**What you are asked to do:** Images are not part of the copy; transcribe all the data exactly.

**Supplied entries:**
########

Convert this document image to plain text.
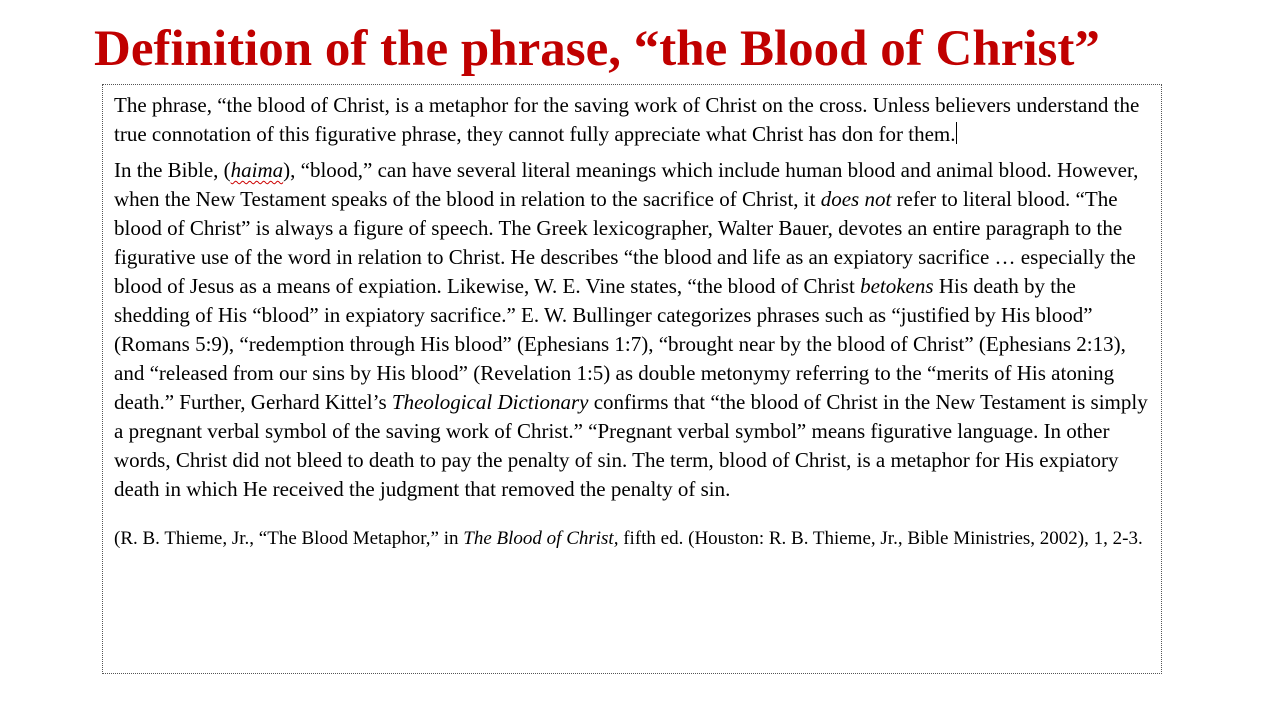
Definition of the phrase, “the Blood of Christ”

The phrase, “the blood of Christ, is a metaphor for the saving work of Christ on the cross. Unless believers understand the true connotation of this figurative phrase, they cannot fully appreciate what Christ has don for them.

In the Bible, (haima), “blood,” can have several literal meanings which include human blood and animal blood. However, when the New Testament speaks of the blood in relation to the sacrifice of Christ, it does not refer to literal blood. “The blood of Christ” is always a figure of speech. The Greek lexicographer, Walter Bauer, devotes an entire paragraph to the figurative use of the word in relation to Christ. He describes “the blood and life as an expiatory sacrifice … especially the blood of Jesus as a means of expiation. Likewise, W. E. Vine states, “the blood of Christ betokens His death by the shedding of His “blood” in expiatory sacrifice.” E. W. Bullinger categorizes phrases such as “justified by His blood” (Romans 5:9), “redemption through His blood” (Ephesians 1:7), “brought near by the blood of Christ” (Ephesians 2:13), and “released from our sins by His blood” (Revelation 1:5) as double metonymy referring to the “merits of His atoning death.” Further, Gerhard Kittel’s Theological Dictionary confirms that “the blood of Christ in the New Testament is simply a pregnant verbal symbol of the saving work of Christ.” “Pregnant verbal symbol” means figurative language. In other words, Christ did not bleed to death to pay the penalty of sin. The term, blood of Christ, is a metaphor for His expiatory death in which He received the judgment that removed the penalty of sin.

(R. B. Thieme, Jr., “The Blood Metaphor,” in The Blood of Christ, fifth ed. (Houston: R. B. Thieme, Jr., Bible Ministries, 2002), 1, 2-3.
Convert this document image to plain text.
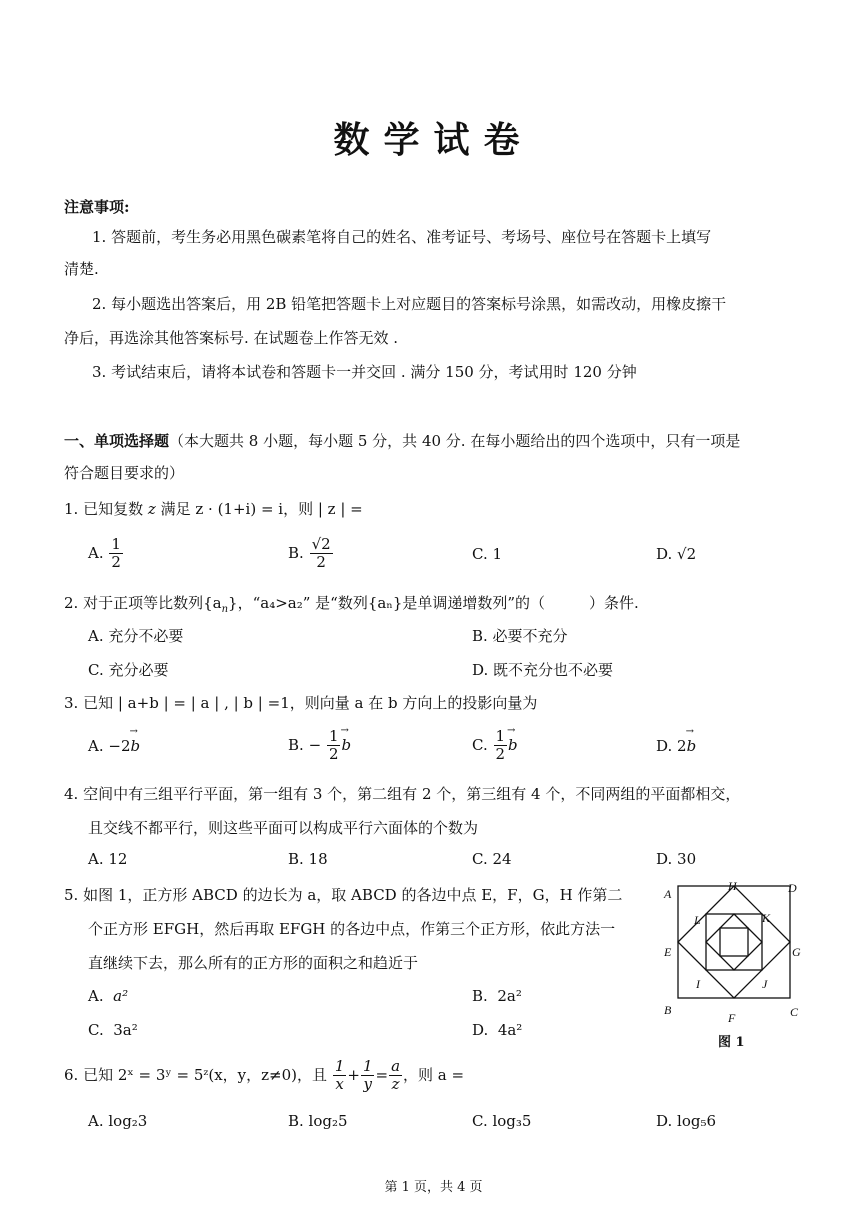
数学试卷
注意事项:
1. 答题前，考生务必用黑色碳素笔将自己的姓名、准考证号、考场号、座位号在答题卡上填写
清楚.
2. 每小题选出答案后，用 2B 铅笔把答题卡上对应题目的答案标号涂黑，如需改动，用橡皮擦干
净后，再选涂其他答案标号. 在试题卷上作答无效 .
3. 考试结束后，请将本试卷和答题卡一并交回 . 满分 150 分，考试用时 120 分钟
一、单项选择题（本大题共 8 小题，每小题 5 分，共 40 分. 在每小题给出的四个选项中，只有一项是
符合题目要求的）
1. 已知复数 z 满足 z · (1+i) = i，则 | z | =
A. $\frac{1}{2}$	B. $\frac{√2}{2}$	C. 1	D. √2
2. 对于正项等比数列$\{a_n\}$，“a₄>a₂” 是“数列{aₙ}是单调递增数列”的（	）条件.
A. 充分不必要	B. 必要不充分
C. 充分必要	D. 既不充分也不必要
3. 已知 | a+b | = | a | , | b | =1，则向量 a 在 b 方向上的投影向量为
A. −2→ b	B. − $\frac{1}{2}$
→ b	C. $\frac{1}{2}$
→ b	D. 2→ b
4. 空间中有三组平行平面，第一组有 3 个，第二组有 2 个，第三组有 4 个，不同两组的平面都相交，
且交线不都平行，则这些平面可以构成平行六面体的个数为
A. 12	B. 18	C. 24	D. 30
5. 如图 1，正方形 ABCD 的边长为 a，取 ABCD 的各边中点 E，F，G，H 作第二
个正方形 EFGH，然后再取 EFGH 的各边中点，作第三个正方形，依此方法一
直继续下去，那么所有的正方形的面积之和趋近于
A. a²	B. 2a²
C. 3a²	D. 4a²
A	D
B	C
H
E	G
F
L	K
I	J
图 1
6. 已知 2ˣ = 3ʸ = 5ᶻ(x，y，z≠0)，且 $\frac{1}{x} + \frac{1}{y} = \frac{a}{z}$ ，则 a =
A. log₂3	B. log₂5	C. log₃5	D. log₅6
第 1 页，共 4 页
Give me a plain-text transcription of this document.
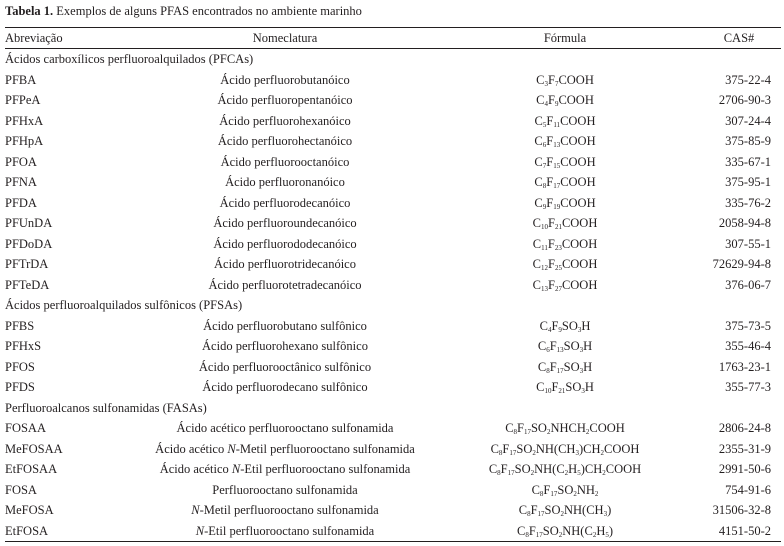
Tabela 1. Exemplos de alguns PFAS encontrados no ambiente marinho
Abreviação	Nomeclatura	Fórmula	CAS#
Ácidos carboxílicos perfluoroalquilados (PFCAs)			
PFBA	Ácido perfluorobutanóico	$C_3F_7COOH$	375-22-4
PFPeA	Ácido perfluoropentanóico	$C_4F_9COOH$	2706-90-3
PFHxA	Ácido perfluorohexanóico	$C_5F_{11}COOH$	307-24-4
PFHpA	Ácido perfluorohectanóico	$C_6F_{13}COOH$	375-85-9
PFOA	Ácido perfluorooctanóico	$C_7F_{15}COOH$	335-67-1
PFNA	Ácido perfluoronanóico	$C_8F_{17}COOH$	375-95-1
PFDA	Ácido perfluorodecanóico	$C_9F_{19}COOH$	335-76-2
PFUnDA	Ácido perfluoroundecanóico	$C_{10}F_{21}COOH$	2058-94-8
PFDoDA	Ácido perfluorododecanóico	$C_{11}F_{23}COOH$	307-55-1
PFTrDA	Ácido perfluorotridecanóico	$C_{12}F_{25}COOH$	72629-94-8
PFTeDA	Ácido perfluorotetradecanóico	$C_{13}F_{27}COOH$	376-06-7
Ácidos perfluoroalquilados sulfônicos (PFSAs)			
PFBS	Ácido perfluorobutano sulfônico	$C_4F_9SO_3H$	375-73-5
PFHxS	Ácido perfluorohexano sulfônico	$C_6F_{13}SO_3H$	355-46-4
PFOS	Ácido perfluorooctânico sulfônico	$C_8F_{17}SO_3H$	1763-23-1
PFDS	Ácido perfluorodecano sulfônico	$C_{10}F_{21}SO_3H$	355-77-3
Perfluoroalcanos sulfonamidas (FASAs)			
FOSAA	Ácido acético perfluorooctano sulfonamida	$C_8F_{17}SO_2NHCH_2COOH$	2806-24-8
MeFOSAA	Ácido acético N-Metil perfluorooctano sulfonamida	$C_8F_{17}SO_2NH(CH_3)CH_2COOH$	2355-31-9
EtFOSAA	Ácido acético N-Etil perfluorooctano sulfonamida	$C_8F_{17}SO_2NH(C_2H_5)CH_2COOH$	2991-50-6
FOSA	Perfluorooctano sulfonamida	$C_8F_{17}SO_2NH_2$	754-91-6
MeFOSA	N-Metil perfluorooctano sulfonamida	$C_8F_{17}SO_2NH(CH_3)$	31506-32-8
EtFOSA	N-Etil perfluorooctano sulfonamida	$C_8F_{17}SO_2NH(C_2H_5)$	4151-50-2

########

**Finished exercise:**
Convert this document image to plain text.
Definition of the phrase, “the Blood of Christ”

The phrase, “the blood of Christ, is a metaphor for the saving work of Christ on the cross. Unless believers understand the true connotation of this figurative phrase, they cannot fully appreciate what Christ has don for them.

In the Bible, (haima), “blood,” can have several literal meanings which include human blood and animal blood. However, when the New Testament speaks of the blood in relation to the sacrifice of Christ, it does not refer to literal blood. “The blood of Christ” is always a figure of speech. The Greek lexicographer, Walter Bauer, devotes an entire paragraph to the figurative use of the word in relation to Christ. He describes “the blood and life as an expiatory sacrifice … especially the blood of Jesus as a means of expiation. Likewise, W. E. Vine states, “the blood of Christ betokens His death by the shedding of His “blood” in expiatory sacrifice.” E. W. Bullinger categorizes phrases such as “justified by His blood” (Romans 5:9), “redemption through His blood” (Ephesians 1:7), “brought near by the blood of Christ” (Ephesians 2:13), and “released from our sins by His blood” (Revelation 1:5) as double metonymy referring to the “merits of His atoning death.” Further, Gerhard Kittel’s Theological Dictionary confirms that “the blood of Christ in the New Testament is simply a pregnant verbal symbol of the saving work of Christ.” “Pregnant verbal symbol” means figurative language. In other words, Christ did not bleed to death to pay the penalty of sin. The term, blood of Christ, is a metaphor for His expiatory death in which He received the judgment that removed the penalty of sin.

(R. B. Thieme, Jr., “The Blood Metaphor,” in The Blood of Christ, fifth ed. (Houston: R. B. Thieme, Jr., Bible Ministries, 2002), 1, 2-3.
Convert this document image to plain text.
数学试卷
注意事项:
1. 答题前，考生务必用黑色碳素笔将自己的姓名、准考证号、考场号、座位号在答题卡上填写
清楚.
2. 每小题选出答案后，用 2B 铅笔把答题卡上对应题目的答案标号涂黑，如需改动，用橡皮擦干
净后，再选涂其他答案标号. 在试题卷上作答无效 .
3. 考试结束后，请将本试卷和答题卡一并交回 . 满分 150 分，考试用时 120 分钟
一、单项选择题（本大题共 8 小题，每小题 5 分，共 40 分. 在每小题给出的四个选项中，只有一项是
符合题目要求的）
1. 已知复数 z 满足 z · (1+i) = i，则 | z | =
A. $\frac{1}{2}$	B. $\frac{√2}{2}$	C. 1	D. √2
2. 对于正项等比数列$\{a_n\}$，“a₄>a₂” 是“数列{aₙ}是单调递增数列”的（	）条件.
A. 充分不必要	B. 必要不充分
C. 充分必要	D. 既不充分也不必要
3. 已知 | a+b | = | a | , | b | =1，则向量 a 在 b 方向上的投影向量为
A. −2→ b	B. − $\frac{1}{2}$
→ b	C. $\frac{1}{2}$
→ b	D. 2→ b
4. 空间中有三组平行平面，第一组有 3 个，第二组有 2 个，第三组有 4 个，不同两组的平面都相交，
且交线不都平行，则这些平面可以构成平行六面体的个数为
A. 12	B. 18	C. 24	D. 30
5. 如图 1，正方形 ABCD 的边长为 a，取 ABCD 的各边中点 E，F，G，H 作第二
个正方形 EFGH，然后再取 EFGH 的各边中点，作第三个正方形，依此方法一
直继续下去，那么所有的正方形的面积之和趋近于
A. a²	B. 2a²
C. 3a²	D. 4a²
A	D
B	C
H
E	G
F
L	K
I	J
图 1
6. 已知 2ˣ = 3ʸ = 5ᶻ(x，y，z≠0)，且 $\frac{1}{x} + \frac{1}{y} = \frac{a}{z}$ ，则 a =
A. log₂3	B. log₂5	C. log₃5	D. log₅6
第 1 页，共 4 页
Give me a plain-text transcription of this document.
Tabela 1. Exemplos de alguns PFAS encontrados no ambiente marinho
Abreviação	Nomeclatura	Fórmula	CAS#
Ácidos carboxílicos perfluoroalquilados (PFCAs)			
PFBA	Ácido perfluorobutanóico	$C_3F_7COOH$	375-22-4
PFPeA	Ácido perfluoropentanóico	$C_4F_9COOH$	2706-90-3
PFHxA	Ácido perfluorohexanóico	$C_5F_{11}COOH$	307-24-4
PFHpA	Ácido perfluorohectanóico	$C_6F_{13}COOH$	375-85-9
PFOA	Ácido perfluorooctanóico	$C_7F_{15}COOH$	335-67-1
PFNA	Ácido perfluoronanóico	$C_8F_{17}COOH$	375-95-1
PFDA	Ácido perfluorodecanóico	$C_9F_{19}COOH$	335-76-2
PFUnDA	Ácido perfluoroundecanóico	$C_{10}F_{21}COOH$	2058-94-8
PFDoDA	Ácido perfluorododecanóico	$C_{11}F_{23}COOH$	307-55-1
PFTrDA	Ácido perfluorotridecanóico	$C_{12}F_{25}COOH$	72629-94-8
PFTeDA	Ácido perfluorotetradecanóico	$C_{13}F_{27}COOH$	376-06-7
Ácidos perfluoroalquilados sulfônicos (PFSAs)			
PFBS	Ácido perfluorobutano sulfônico	$C_4F_9SO_3H$	375-73-5
PFHxS	Ácido perfluorohexano sulfônico	$C_6F_{13}SO_3H$	355-46-4
PFOS	Ácido perfluorooctânico sulfônico	$C_8F_{17}SO_3H$	1763-23-1
PFDS	Ácido perfluorodecano sulfônico	$C_{10}F_{21}SO_3H$	355-77-3
Perfluoroalcanos sulfonamidas (FASAs)			
FOSAA	Ácido acético perfluorooctano sulfonamida	$C_8F_{17}SO_2NHCH_2COOH$	2806-24-8
MeFOSAA	Ácido acético N-Metil perfluorooctano sulfonamida	$C_8F_{17}SO_2NH(CH_3)CH_2COOH$	2355-31-9
EtFOSAA	Ácido acético N-Etil perfluorooctano sulfonamida	$C_8F_{17}SO_2NH(C_2H_5)CH_2COOH$	2991-50-6
FOSA	Perfluorooctano sulfonamida	$C_8F_{17}SO_2NH_2$	754-91-6
MeFOSA	N-Metil perfluorooctano sulfonamida	$C_8F_{17}SO_2NH(CH_3)$	31506-32-8
EtFOSA	N-Etil perfluorooctano sulfonamida	$C_8F_{17}SO_2NH(C_2H_5)$	4151-50-2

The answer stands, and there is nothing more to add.